> Directions: Type out every line below exactly as it reads.

> Data entries for graphics:
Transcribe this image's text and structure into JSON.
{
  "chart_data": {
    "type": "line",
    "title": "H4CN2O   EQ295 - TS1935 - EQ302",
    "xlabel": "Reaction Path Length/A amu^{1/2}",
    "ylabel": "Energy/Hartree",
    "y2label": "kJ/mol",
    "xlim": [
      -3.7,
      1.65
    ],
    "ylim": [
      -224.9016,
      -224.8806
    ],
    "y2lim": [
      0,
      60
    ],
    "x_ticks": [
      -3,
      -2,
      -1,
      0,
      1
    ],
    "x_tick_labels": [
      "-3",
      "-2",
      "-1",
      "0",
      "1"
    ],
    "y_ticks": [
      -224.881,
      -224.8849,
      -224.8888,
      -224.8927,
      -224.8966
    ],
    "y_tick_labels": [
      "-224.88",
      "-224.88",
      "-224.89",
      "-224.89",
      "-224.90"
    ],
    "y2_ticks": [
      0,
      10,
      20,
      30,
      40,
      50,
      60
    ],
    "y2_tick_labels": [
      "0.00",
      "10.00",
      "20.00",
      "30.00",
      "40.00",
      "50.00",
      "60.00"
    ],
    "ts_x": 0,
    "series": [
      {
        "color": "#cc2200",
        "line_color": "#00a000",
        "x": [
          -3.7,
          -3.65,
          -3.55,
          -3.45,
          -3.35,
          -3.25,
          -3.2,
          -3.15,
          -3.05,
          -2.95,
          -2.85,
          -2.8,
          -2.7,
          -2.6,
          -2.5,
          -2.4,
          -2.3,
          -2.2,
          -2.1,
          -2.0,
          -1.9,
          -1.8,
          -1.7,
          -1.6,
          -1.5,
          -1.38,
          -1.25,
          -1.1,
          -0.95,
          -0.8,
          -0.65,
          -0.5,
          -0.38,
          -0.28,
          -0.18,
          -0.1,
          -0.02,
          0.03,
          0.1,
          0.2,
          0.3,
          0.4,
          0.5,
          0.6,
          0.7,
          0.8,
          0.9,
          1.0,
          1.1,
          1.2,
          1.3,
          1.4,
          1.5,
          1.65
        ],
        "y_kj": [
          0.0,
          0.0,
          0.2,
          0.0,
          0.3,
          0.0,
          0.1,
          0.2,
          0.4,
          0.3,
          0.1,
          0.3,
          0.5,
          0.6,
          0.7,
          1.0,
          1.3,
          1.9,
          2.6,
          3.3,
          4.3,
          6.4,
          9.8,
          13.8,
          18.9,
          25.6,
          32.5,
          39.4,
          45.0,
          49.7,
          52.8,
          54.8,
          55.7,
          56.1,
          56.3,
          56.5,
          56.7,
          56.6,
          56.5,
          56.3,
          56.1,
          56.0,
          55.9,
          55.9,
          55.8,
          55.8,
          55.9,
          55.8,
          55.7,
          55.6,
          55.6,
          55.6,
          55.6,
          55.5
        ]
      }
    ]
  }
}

> Result for this task:
Transcribe this image's text and structure into JSON.
{
  "chart_data": {
    "type": "line",
    "title": "H4CN2O   EQ295 - TS1935 - EQ302",
    "xlabel": "Reaction Path Length/A amu^{1/2}",
    "ylabel": "Energy/Hartree",
    "y2label": "kJ/mol",
    "xlim": [
      -3.7,
      1.65
    ],
    "ylim": [
      -224.9016,
      -224.8806
    ],
    "y2lim": [
      0,
      60
    ],
    "x_ticks": [
      -3,
      -2,
      -1,
      0,
      1
    ],
    "x_tick_labels": [
      "-3",
      "-2",
      "-1",
      "0",
      "1"
    ],
    "y_ticks": [
      -224.881,
      -224.8849,
      -224.8888,
      -224.8927,
      -224.8966
    ],
    "y_tick_labels": [
      "-224.88",
      "-224.88",
      "-224.89",
      "-224.89",
      "-224.90"
    ],
    "y2_ticks": [
      0,
      10,
      20,
      30,
      40,
      50,
      60
    ],
    "y2_tick_labels": [
      "0.00",
      "10.00",
      "20.00",
      "30.00",
      "40.00",
      "50.00",
      "60.00"
    ],
    "ts_x": 0,
    "series": [
      {
        "color": "#cc2200",
        "line_color": "#00a000",
        "x": [
          -3.7,
          -3.65,
          -3.55,
          -3.45,
          -3.35,
          -3.25,
          -3.2,
          -3.15,
          -3.05,
          -2.95,
          -2.85,
          -2.8,
          -2.7,
          -2.6,
          -2.5,
          -2.4,
          -2.3,
          -2.2,
          -2.1,
          -2.0,
          -1.9,
          -1.8,
          -1.7,
          -1.6,
          -1.5,
          -1.38,
          -1.25,
          -1.1,
          -0.95,
          -0.8,
          -0.65,
          -0.5,
          -0.38,
          -0.28,
          -0.18,
          -0.1,
          -0.02,
          0.03,
          0.1,
          0.2,
          0.3,
          0.4,
          0.5,
          0.6,
          0.7,
          0.8,
          0.9,
          1.0,
          1.1,
          1.2,
          1.3,
          1.4,
          1.5,
          1.65
        ],
        "y_kj": [
          0.0,
          0.0,
          0.2,
          0.0,
          0.3,
          0.0,
          0.1,
          0.2,
          0.4,
          0.3,
          0.1,
          0.3,
          0.5,
          0.6,
          0.7,
          1.0,
          1.3,
          1.9,
          2.6,
          3.3,
          4.3,
          6.4,
          9.8,
          13.8,
          18.9,
          25.6,
          32.5,
          39.4,
          45.0,
          49.7,
          52.8,
          54.8,
          55.7,
          56.1,
          56.3,
          56.5,
          56.7,
          56.6,
          56.5,
          56.3,
          56.1,
          56.0,
          55.9,
          55.9,
          55.8,
          55.8,
          55.9,
          55.8,
          55.7,
          55.6,
          55.6,
          55.6,
          55.6,
          55.5
        ]
      }
    ]
  }
}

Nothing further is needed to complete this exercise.